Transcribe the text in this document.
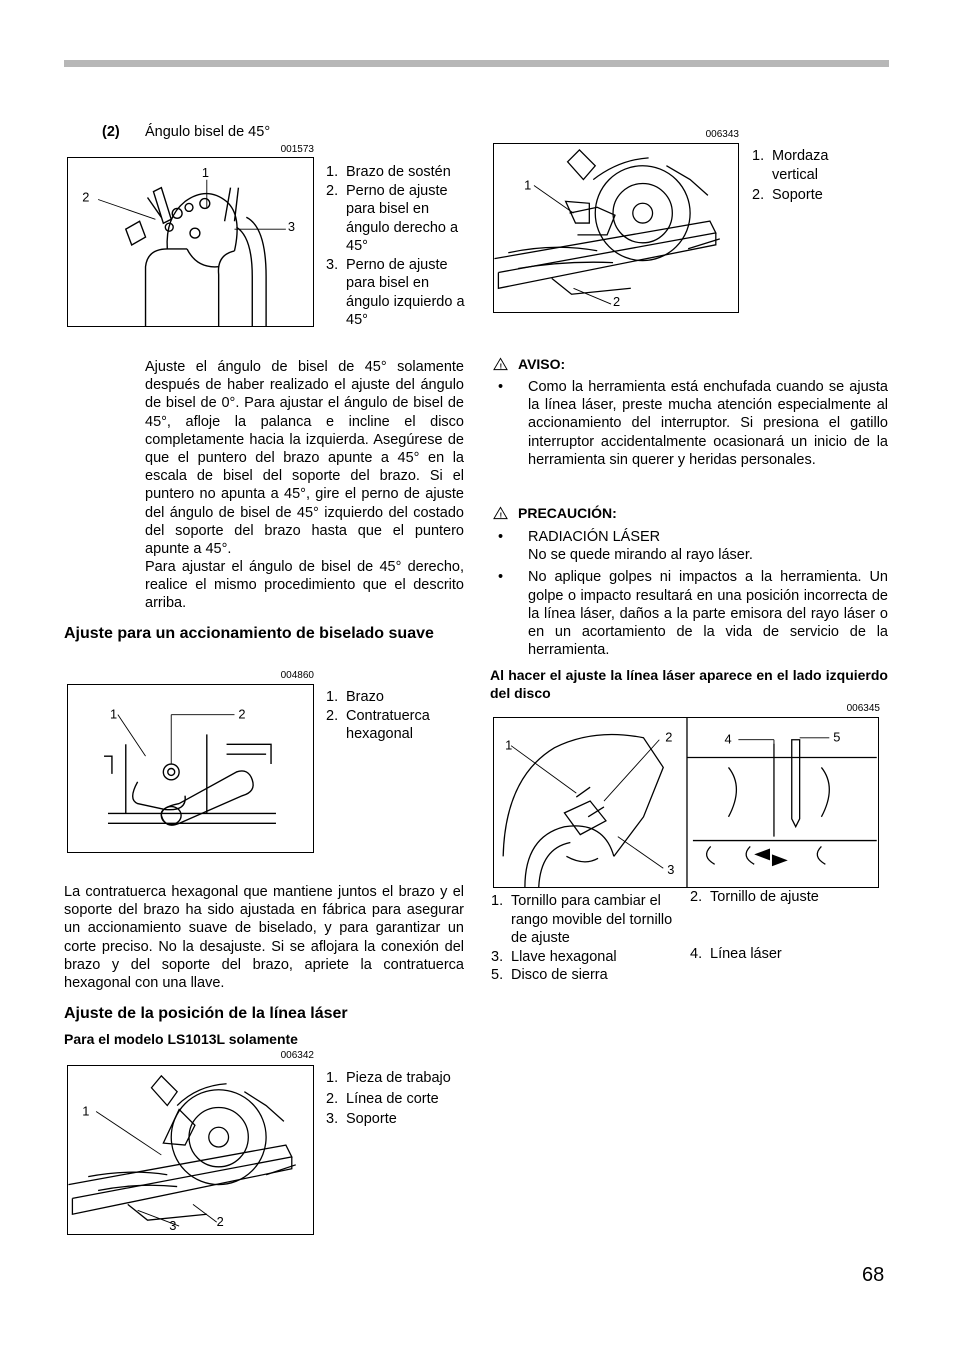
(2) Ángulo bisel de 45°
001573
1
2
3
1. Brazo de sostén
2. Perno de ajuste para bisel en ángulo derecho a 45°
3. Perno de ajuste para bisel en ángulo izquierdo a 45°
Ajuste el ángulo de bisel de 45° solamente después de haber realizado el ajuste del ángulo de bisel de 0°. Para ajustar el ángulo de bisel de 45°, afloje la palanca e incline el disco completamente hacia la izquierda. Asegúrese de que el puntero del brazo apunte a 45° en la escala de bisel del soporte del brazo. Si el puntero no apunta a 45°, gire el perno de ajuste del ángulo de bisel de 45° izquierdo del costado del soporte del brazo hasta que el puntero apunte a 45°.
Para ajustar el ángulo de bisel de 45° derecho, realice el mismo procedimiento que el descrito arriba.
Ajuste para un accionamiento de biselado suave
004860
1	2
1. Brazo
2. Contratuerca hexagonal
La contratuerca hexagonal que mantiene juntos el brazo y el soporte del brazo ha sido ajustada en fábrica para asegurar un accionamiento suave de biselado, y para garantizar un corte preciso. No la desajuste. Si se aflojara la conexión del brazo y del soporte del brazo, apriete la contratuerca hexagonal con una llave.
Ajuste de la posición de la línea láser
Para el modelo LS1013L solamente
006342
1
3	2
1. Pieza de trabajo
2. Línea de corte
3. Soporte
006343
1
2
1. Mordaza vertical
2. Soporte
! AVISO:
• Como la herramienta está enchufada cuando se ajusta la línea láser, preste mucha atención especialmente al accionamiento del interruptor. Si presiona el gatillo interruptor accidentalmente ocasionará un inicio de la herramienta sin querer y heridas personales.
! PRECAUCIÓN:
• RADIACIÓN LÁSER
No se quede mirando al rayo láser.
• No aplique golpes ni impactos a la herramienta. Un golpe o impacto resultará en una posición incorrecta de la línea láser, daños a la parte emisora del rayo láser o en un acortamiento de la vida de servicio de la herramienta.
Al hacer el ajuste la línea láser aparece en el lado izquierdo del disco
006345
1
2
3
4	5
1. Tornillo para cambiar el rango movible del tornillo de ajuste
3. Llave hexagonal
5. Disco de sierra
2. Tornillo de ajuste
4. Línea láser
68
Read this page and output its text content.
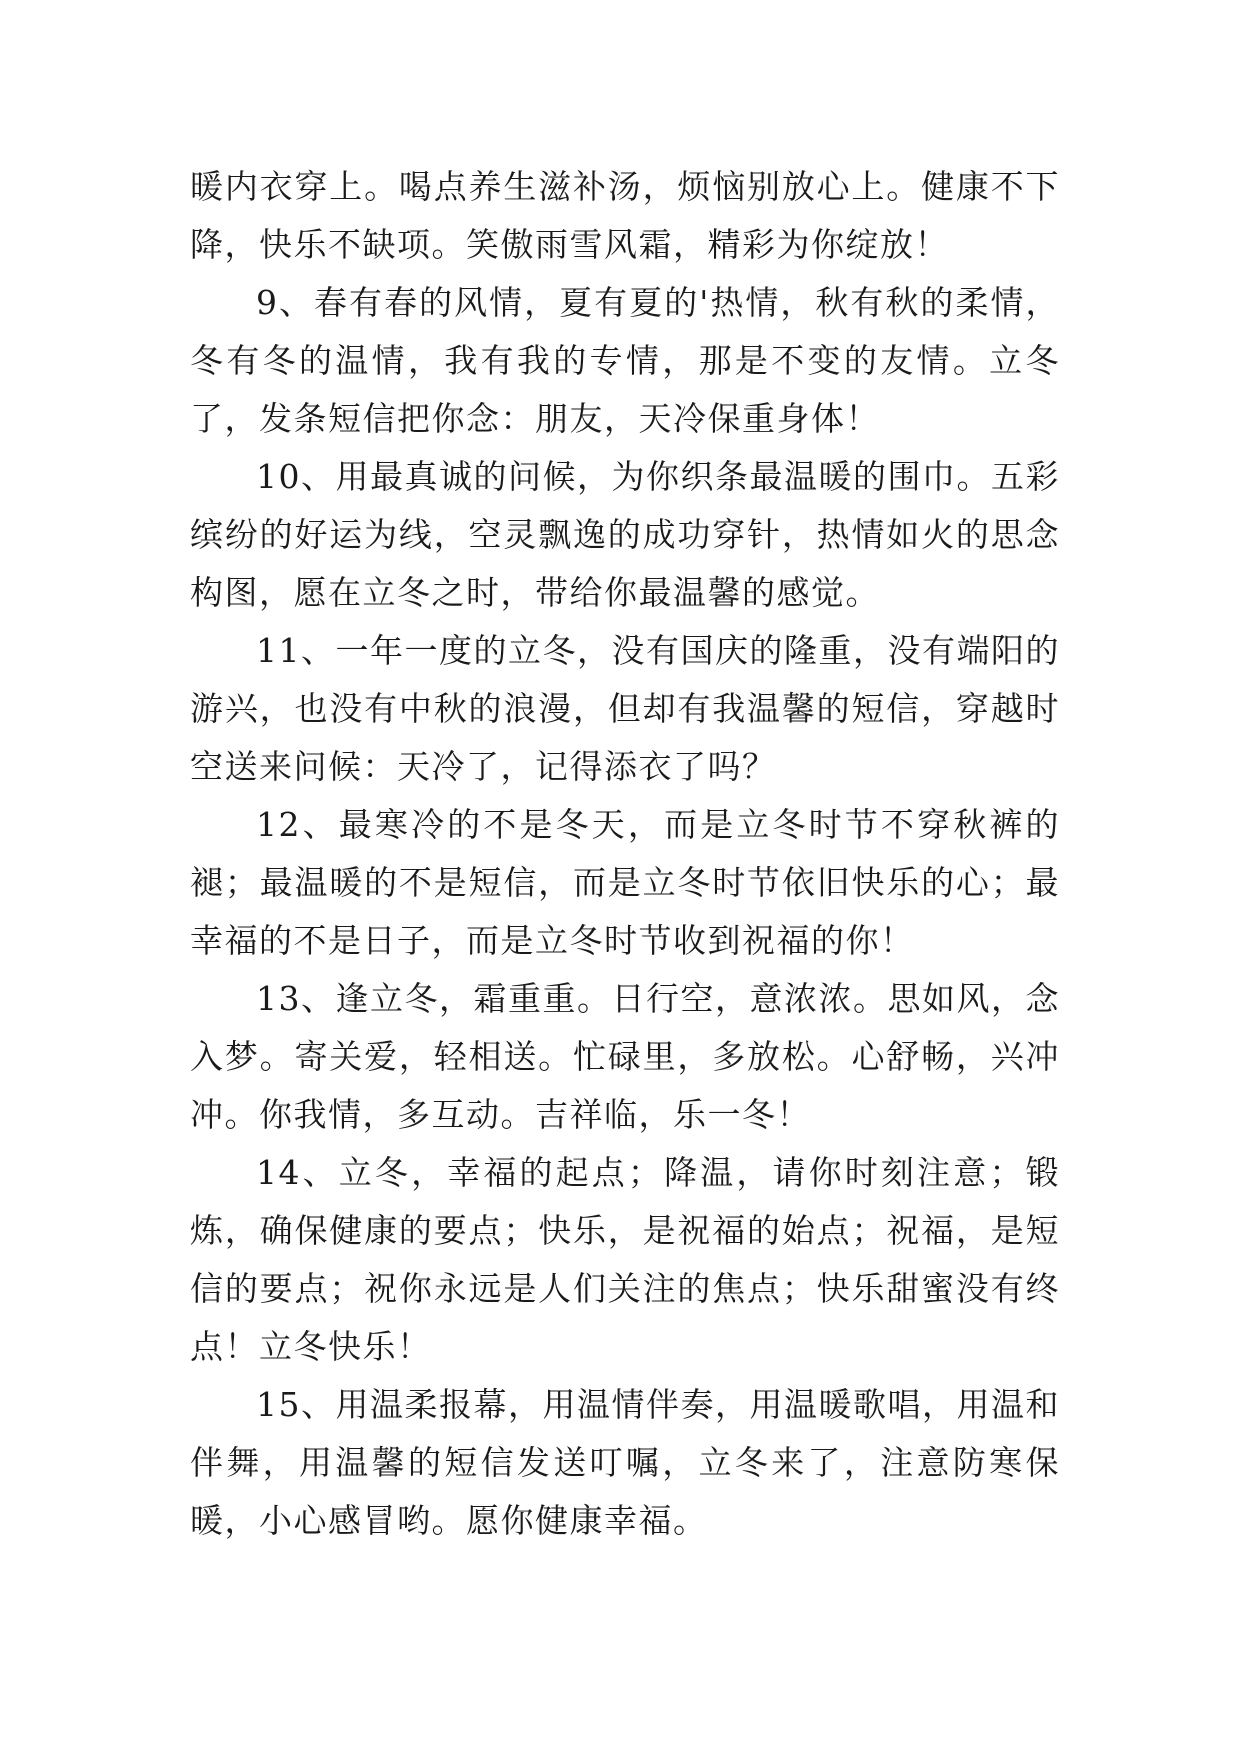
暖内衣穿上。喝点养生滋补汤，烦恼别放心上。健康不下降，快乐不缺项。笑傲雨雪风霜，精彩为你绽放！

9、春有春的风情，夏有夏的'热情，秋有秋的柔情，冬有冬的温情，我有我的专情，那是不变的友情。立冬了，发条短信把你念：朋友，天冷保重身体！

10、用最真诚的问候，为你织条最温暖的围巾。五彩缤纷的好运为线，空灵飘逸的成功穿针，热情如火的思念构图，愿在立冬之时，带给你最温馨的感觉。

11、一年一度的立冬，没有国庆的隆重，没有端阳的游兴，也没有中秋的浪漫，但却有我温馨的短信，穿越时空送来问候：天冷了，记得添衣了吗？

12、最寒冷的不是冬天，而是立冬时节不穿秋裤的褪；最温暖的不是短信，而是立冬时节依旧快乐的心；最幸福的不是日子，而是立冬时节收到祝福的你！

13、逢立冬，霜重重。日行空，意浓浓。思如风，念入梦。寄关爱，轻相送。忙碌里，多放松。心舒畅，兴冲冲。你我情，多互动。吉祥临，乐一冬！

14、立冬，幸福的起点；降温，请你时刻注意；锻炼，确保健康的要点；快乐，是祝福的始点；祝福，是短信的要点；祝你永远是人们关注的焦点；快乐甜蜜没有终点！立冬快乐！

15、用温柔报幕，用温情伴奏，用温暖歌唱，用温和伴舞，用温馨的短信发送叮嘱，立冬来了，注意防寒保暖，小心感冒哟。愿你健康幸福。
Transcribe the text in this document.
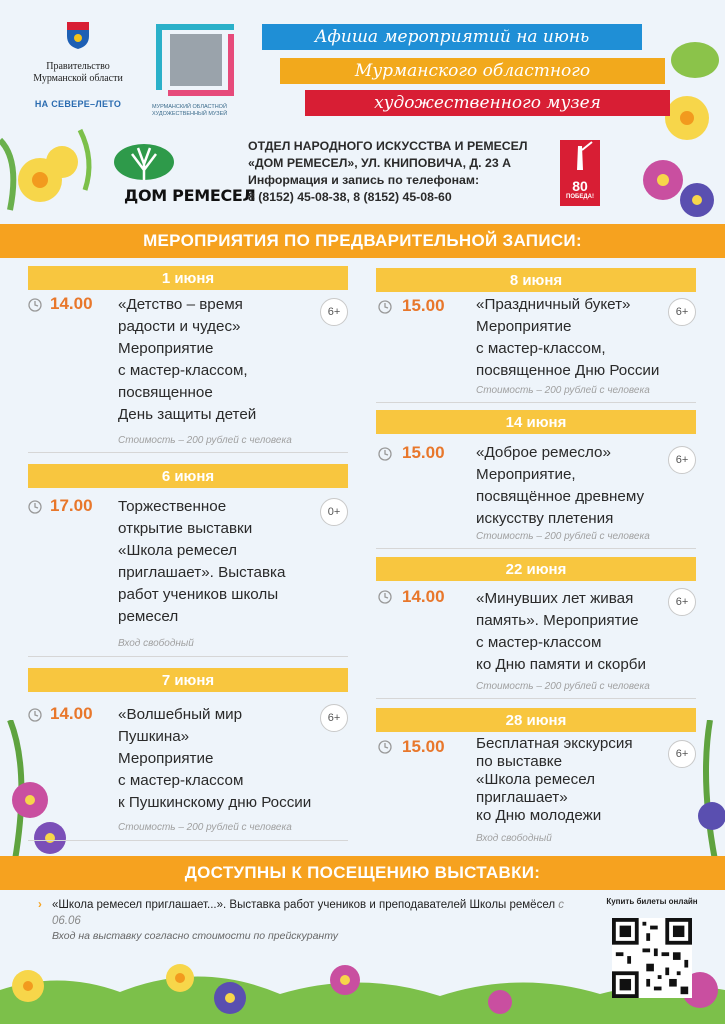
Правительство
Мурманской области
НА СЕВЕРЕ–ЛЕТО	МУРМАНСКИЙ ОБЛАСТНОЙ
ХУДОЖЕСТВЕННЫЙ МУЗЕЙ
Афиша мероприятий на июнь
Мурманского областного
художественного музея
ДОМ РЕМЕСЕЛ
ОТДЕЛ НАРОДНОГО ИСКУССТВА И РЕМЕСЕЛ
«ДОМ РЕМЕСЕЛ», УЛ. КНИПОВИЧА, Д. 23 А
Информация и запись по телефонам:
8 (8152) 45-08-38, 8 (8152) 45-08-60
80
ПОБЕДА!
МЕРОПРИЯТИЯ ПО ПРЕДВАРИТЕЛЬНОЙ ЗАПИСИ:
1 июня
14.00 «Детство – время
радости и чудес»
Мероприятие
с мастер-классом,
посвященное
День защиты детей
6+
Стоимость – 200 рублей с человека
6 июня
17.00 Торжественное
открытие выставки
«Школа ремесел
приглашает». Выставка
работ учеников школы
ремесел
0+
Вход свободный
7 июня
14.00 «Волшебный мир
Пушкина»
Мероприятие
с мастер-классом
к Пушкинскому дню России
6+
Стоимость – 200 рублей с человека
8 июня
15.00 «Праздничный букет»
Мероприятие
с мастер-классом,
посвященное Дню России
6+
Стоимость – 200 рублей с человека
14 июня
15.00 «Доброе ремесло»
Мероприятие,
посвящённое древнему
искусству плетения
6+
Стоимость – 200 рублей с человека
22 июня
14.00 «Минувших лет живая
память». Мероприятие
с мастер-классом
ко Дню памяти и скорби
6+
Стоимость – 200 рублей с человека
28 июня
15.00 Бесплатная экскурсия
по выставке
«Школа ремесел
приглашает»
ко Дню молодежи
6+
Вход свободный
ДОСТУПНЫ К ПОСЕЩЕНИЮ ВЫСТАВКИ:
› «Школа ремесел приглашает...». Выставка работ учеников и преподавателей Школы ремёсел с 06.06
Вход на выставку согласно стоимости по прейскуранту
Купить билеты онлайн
********
What is asked. Output the data above without changes, apart from leaving out the pictures.

Answer to this task.
Transcribe the text in this document.
(2) Ángulo bisel de 45°
001573
1
2
3
1. Brazo de sostén
2. Perno de ajuste para bisel en ángulo derecho a 45°
3. Perno de ajuste para bisel en ángulo izquierdo a 45°
Ajuste el ángulo de bisel de 45° solamente después de haber realizado el ajuste del ángulo de bisel de 0°. Para ajustar el ángulo de bisel de 45°, afloje la palanca e incline el disco completamente hacia la izquierda. Asegúrese de que el puntero del brazo apunte a 45° en la escala de bisel del soporte del brazo. Si el puntero no apunta a 45°, gire el perno de ajuste del ángulo de bisel de 45° izquierdo del costado del soporte del brazo hasta que el puntero apunte a 45°.
Para ajustar el ángulo de bisel de 45° derecho, realice el mismo procedimiento que el descrito arriba.
Ajuste para un accionamiento de biselado suave
004860
1	2
1. Brazo
2. Contratuerca hexagonal
La contratuerca hexagonal que mantiene juntos el brazo y el soporte del brazo ha sido ajustada en fábrica para asegurar un accionamiento suave de biselado, y para garantizar un corte preciso. No la desajuste. Si se aflojara la conexión del brazo y del soporte del brazo, apriete la contratuerca hexagonal con una llave.
Ajuste de la posición de la línea láser
Para el modelo LS1013L solamente
006342
1
3	2
1. Pieza de trabajo
2. Línea de corte
3. Soporte
006343
1
2
1. Mordaza vertical
2. Soporte
! AVISO:
• Como la herramienta está enchufada cuando se ajusta la línea láser, preste mucha atención especialmente al accionamiento del interruptor. Si presiona el gatillo interruptor accidentalmente ocasionará un inicio de la herramienta sin querer y heridas personales.
! PRECAUCIÓN:
• RADIACIÓN LÁSER
No se quede mirando al rayo láser.
• No aplique golpes ni impactos a la herramienta. Un golpe o impacto resultará en una posición incorrecta de la línea láser, daños a la parte emisora del rayo láser o en un acortamiento de la vida de servicio de la herramienta.
Al hacer el ajuste la línea láser aparece en el lado izquierdo del disco
006345
1
2
3
4	5
1. Tornillo para cambiar el rango movible del tornillo de ajuste
3. Llave hexagonal
5. Disco de sierra
2. Tornillo de ajuste
4. Línea láser
68
Read this page and output its text content.
暖内衣穿上。喝点养生滋补汤，烦恼别放心上。健康不下降，快乐不缺项。笑傲雨雪风霜，精彩为你绽放！

9、春有春的风情，夏有夏的'热情，秋有秋的柔情，冬有冬的温情，我有我的专情，那是不变的友情。立冬了，发条短信把你念：朋友，天冷保重身体！

10、用最真诚的问候，为你织条最温暖的围巾。五彩缤纷的好运为线，空灵飘逸的成功穿针，热情如火的思念构图，愿在立冬之时，带给你最温馨的感觉。

11、一年一度的立冬，没有国庆的隆重，没有端阳的游兴，也没有中秋的浪漫，但却有我温馨的短信，穿越时空送来问候：天冷了，记得添衣了吗？

12、最寒冷的不是冬天，而是立冬时节不穿秋裤的褪；最温暖的不是短信，而是立冬时节依旧快乐的心；最幸福的不是日子，而是立冬时节收到祝福的你！

13、逢立冬，霜重重。日行空，意浓浓。思如风，念入梦。寄关爱，轻相送。忙碌里，多放松。心舒畅，兴冲冲。你我情，多互动。吉祥临，乐一冬！

14、立冬，幸福的起点；降温，请你时刻注意；锻炼，确保健康的要点；快乐，是祝福的始点；祝福，是短信的要点；祝你永远是人们关注的焦点；快乐甜蜜没有终点！立冬快乐！

15、用温柔报幕，用温情伴奏，用温暖歌唱，用温和伴舞，用温馨的短信发送叮嘱，立冬来了，注意防寒保暖，小心感冒哟。愿你健康幸福。
Transcribe the text in this document.
Правительство
Мурманской области
НА СЕВЕРЕ–ЛЕТО	МУРМАНСКИЙ ОБЛАСТНОЙ
ХУДОЖЕСТВЕННЫЙ МУЗЕЙ
Афиша мероприятий на июнь
Мурманского областного
художественного музея
ДОМ РЕМЕСЕЛ
ОТДЕЛ НАРОДНОГО ИСКУССТВА И РЕМЕСЕЛ
«ДОМ РЕМЕСЕЛ», УЛ. КНИПОВИЧА, Д. 23 А
Информация и запись по телефонам:
8 (8152) 45-08-38, 8 (8152) 45-08-60
80
ПОБЕДА!
МЕРОПРИЯТИЯ ПО ПРЕДВАРИТЕЛЬНОЙ ЗАПИСИ:
1 июня
14.00 «Детство – время
радости и чудес»
Мероприятие
с мастер-классом,
посвященное
День защиты детей
6+
Стоимость – 200 рублей с человека
6 июня
17.00 Торжественное
открытие выставки
«Школа ремесел
приглашает». Выставка
работ учеников школы
ремесел
0+
Вход свободный
7 июня
14.00 «Волшебный мир
Пушкина»
Мероприятие
с мастер-классом
к Пушкинскому дню России
6+
Стоимость – 200 рублей с человека
8 июня
15.00 «Праздничный букет»
Мероприятие
с мастер-классом,
посвященное Дню России
6+
Стоимость – 200 рублей с человека
14 июня
15.00 «Доброе ремесло»
Мероприятие,
посвящённое древнему
искусству плетения
6+
Стоимость – 200 рублей с человека
22 июня
14.00 «Минувших лет живая
память». Мероприятие
с мастер-классом
ко Дню памяти и скорби
6+
Стоимость – 200 рублей с человека
28 июня
15.00 Бесплатная экскурсия
по выставке
«Школа ремесел
приглашает»
ко Дню молодежи
6+
Вход свободный
ДОСТУПНЫ К ПОСЕЩЕНИЮ ВЫСТАВКИ:
› «Школа ремесел приглашает...». Выставка работ учеников и преподавателей Школы ремёсел с 06.06
Вход на выставку согласно стоимости по прейскуранту
Купить билеты онлайн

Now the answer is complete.